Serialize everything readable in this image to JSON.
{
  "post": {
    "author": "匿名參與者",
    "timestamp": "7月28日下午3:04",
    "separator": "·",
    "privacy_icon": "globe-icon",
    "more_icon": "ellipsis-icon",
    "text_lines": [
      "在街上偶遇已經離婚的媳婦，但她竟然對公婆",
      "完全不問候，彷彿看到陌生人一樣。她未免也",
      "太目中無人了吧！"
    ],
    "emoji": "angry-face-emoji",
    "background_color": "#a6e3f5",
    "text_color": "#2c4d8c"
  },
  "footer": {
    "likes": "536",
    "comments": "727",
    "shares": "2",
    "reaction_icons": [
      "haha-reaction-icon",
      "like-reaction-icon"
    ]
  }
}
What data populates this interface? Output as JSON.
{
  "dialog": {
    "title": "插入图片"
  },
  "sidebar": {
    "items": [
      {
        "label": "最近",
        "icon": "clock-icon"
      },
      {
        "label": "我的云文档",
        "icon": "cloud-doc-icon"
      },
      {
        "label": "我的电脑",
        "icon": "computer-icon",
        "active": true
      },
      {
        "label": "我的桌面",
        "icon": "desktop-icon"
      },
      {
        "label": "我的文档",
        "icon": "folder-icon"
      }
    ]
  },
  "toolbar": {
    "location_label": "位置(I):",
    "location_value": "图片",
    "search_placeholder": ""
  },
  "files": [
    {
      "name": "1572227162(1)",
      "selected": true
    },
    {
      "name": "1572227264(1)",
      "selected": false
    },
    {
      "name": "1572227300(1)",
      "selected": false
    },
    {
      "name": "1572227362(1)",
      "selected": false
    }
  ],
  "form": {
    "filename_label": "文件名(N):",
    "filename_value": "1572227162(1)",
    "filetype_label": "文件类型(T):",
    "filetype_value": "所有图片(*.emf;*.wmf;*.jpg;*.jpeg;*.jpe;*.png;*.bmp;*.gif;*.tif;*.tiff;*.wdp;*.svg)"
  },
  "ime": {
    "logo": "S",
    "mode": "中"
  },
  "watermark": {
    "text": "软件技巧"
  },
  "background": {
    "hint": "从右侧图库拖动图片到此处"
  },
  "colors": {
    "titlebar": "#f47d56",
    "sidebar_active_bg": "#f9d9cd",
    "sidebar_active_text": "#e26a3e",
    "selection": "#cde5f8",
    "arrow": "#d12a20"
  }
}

TO DO: Using the data above, copy each line that contains "JSON".

EXERCISE OUTPUT:
Serialize everything readable in this image to JSON.
What data populates this interface? Output as JSON.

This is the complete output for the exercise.